Instructions for the task
Take from the records below each line that holds "icon".

[Data entries for graphics]
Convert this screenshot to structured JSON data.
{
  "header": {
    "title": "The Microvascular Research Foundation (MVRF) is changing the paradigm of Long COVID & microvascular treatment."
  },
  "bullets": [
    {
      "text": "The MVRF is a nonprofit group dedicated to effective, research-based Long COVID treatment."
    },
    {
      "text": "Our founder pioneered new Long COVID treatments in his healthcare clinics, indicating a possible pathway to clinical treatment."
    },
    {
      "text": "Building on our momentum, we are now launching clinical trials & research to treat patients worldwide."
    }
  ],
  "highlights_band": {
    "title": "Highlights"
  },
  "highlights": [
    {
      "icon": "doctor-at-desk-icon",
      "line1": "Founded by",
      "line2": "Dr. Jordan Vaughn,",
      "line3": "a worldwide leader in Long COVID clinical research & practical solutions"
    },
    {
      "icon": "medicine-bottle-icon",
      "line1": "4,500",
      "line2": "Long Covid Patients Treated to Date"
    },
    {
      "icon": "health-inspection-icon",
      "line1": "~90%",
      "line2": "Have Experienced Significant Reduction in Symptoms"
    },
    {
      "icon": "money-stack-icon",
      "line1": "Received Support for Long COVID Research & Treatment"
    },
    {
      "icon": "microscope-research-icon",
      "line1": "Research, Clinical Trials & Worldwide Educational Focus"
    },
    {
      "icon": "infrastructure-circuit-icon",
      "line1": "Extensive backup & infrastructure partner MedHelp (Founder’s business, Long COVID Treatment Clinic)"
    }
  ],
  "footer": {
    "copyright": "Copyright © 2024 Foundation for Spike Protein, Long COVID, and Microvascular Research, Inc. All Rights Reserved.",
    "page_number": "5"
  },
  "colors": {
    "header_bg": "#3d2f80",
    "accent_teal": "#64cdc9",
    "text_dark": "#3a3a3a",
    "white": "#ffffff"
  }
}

Task output
      "icon": "doctor-at-desk-icon",
      "icon": "medicine-bottle-icon",
      "icon": "health-inspection-icon",
      "icon": "money-stack-icon",
      "icon": "microscope-research-icon",
      "icon": "infrastructure-circuit-icon",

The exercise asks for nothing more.